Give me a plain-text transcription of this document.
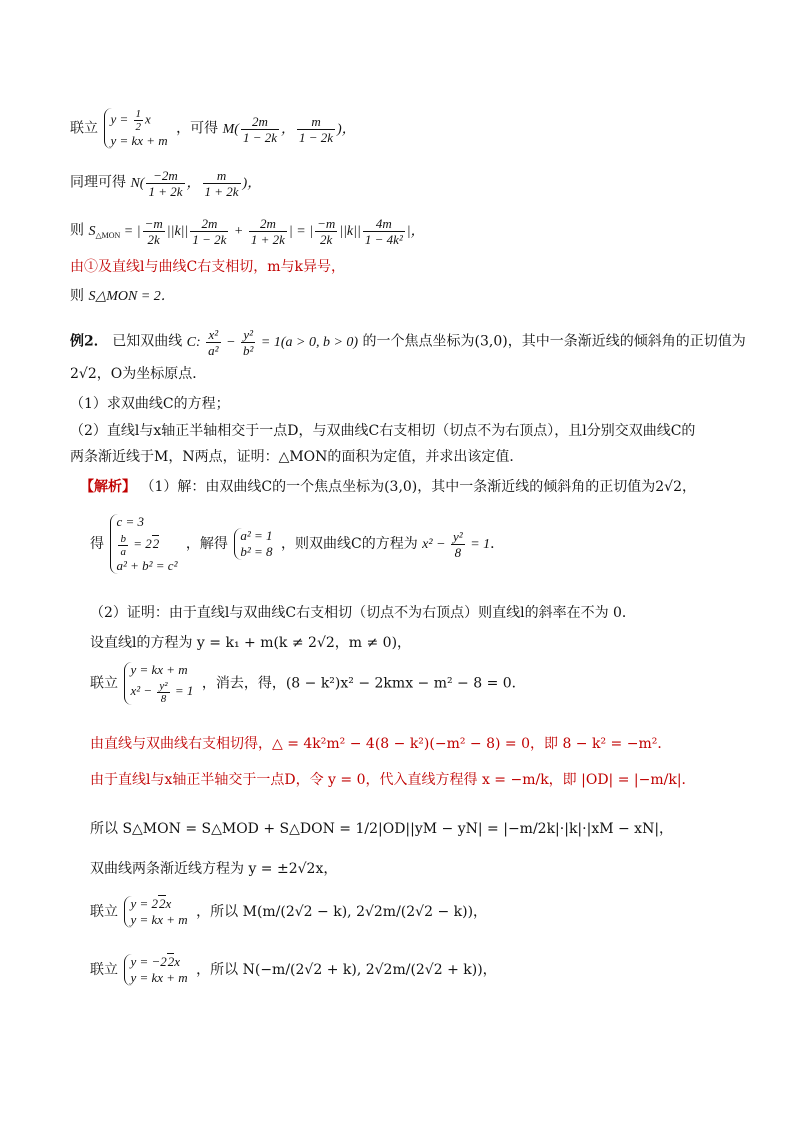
联立
$y = \frac{1}{2}$ x
y = kx + m
，可得 $M( \frac{2m}{1 - 2k}$ ， $\frac{m}{1 - 2k}$ )，
同理可得 $N( \frac{-2m}{1 + 2k}$ ， $\frac{m}{1 + 2k}$ )，
则 $S_{\triangle MON}$ = | $\frac{-m}{2k} ||k|| \frac{2m}{1 - 2k} + \frac{2m}{1 + 2k}$ | = | $\frac{-m}{2k} ||k|| \frac{4m}{\text{1 − 4k²}}$ |，
由①及直线l与曲线C右支相切，m与k异号，
则 S△MON = 2．
例2． 已知双曲线 C: $\frac{\text{x²}}{\text{a²}} - \frac{\text{y²}}{\text{b²}} = 1(a > 0$, b > 0) 的一个焦点坐标为(3,0)，其中一条渐近线的倾斜角的正切值为
2√2，O为坐标原点．
（1）求双曲线C的方程；
（2）直线l与x轴正半轴相交于一点D，与双曲线C右支相切（切点不为右顶点），且l分别交双曲线C的
两条渐近线于M，N两点，证明：△MON的面积为定值，并求出该定值．
【解析】 （1）解：由双曲线C的一个焦点坐标为(3,0)，其中一条渐近线的倾斜角的正切值为2√2，
得
c = 3
$\frac{b}{a} = 22$
a² + b² = c²
，解得
a² = 1
b² = 8 ，则双曲线C的方程为 $x^2 - \frac{\text{y²}}{8} = 1$．
（2）证明：由于直线l与双曲线C右支相切（切点不为右顶点）则直线l的斜率在不为 0．
设直线l的方程为 y = k₁ + m(k ≠ 2√2，m ≠ 0)，
联立
y = kx + m
$x^2 - \frac{\text{y²}}{8} = 1$ ，消去，得，(8 − k²)x² − 2kmx − m² − 8 = 0．
由直线与双曲线右支相切得，△ = 4k²m² − 4(8 − k²)(−m² − 8) = 0，即 8 − k² = −m²．
由于直线l与x轴正半轴交于一点D，令 y = 0，代入直线方程得 x = −m/k，即 |OD| = |−m/k|．
所以 S△MON = S△MOD + S△DON = 1/2|OD||yM − yN| = |−m/2k|·|k|·|xM − xN|，
双曲线两条渐近线方程为 y = ±2√2x，
联立
y = 22x
y = kx + m ，所以 M(m/(2√2 − k), 2√2m/(2√2 − k))，
联立
y = −22x
y = kx + m ，所以 N(−m/(2√2 + k), 2√2m/(2√2 + k))，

——————

Review the preceding data and report every line that includes the string "切点不为右顶点".

（2）直线l与x轴正半轴相交于一点D，与双曲线C右支相切（切点不为右顶点），且l分别交双曲线C的
（2）证明：由于直线l与双曲线C右支相切（切点不为右顶点）则直线l的斜率在不为 0．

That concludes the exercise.